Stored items
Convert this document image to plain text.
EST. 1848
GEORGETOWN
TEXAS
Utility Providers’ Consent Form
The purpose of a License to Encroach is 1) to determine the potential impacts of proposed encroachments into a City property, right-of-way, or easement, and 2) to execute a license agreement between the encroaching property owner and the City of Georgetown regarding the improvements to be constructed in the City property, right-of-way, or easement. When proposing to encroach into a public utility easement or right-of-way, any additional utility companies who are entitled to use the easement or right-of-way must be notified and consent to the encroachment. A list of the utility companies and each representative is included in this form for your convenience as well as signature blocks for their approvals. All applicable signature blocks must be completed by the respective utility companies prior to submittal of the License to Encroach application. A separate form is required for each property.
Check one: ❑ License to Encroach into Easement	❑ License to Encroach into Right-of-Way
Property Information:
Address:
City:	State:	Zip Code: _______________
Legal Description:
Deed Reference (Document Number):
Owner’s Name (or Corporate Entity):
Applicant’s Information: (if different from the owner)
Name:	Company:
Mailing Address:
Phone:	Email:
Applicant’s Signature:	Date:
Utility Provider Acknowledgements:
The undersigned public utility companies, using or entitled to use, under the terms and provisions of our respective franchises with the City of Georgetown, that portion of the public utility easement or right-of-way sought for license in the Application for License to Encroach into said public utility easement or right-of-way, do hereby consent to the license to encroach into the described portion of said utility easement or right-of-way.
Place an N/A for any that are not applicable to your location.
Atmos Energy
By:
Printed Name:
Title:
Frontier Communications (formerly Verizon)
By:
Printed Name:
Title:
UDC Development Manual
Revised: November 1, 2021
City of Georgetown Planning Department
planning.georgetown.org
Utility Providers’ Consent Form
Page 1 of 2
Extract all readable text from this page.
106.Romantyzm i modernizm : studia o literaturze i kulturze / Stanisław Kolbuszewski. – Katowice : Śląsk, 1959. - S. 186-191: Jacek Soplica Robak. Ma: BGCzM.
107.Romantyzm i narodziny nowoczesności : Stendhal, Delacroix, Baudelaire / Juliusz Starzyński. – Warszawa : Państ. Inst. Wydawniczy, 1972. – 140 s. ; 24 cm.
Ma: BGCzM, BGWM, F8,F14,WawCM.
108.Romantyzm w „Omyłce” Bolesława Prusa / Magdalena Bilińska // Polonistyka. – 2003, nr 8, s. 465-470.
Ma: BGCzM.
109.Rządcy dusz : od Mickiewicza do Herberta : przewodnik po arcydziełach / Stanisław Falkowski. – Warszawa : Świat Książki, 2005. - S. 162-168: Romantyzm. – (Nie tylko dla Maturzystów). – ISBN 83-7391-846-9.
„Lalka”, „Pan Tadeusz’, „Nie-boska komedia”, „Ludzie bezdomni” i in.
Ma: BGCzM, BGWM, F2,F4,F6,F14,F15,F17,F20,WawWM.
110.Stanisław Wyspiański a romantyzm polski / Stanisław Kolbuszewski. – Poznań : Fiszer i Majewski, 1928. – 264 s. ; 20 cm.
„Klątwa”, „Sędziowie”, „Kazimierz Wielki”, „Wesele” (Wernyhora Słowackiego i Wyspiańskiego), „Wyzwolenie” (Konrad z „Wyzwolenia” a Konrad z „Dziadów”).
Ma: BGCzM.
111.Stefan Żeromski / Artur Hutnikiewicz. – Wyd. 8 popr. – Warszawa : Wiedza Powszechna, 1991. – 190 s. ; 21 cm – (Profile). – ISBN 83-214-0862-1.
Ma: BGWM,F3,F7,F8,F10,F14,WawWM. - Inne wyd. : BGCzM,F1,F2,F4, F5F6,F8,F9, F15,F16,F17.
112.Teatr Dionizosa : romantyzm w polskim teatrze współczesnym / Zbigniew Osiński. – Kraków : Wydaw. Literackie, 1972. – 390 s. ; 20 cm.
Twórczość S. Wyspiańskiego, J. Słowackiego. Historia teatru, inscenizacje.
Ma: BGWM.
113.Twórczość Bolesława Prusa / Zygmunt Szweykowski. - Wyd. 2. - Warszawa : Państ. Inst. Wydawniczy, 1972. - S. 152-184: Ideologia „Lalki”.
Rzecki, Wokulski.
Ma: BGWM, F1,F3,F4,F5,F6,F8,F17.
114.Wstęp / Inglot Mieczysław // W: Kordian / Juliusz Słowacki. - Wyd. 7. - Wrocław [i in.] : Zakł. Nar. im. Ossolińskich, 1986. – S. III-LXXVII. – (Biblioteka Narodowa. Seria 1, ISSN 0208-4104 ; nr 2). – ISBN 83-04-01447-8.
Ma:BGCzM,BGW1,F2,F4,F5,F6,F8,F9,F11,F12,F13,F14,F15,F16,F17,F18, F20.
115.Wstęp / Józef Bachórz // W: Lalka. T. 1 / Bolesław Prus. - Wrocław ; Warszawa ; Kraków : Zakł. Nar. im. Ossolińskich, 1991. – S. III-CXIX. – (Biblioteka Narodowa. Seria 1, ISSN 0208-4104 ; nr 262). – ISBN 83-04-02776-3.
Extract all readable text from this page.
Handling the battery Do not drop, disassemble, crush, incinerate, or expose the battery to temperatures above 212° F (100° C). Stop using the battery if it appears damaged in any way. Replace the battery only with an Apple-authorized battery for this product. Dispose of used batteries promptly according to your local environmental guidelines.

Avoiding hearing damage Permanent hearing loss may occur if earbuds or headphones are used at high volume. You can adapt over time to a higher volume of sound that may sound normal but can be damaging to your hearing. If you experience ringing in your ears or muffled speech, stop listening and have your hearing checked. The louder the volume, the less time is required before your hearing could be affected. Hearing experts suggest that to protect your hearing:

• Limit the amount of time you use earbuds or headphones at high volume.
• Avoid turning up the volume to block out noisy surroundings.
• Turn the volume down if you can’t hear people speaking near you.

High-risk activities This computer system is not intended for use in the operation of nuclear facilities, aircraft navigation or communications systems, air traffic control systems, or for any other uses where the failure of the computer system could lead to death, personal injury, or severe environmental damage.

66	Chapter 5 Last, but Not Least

# Required work
Find the lines containing "Wstęp" and pull them out.

# Task output
114.Wstęp / Inglot Mieczysław // W: Kordian / Juliusz Słowacki. - Wyd. 7. - Wrocław [i in.] : Zakł. Nar. im. Ossolińskich, 1986. – S. III-LXXVII. – (Biblioteka Narodowa. Seria 1, ISSN 0208-4104 ; nr 2). – ISBN 83-04-01447-8.
115.Wstęp / Józef Bachórz // W: Lalka. T. 1 / Bolesław Prus. - Wrocław ; Warszawa ; Kraków : Zakł. Nar. im. Ossolińskich, 1991. – S. III-CXIX. – (Biblioteka Narodowa. Seria 1, ISSN 0208-4104 ; nr 262). – ISBN 83-04-02776-3.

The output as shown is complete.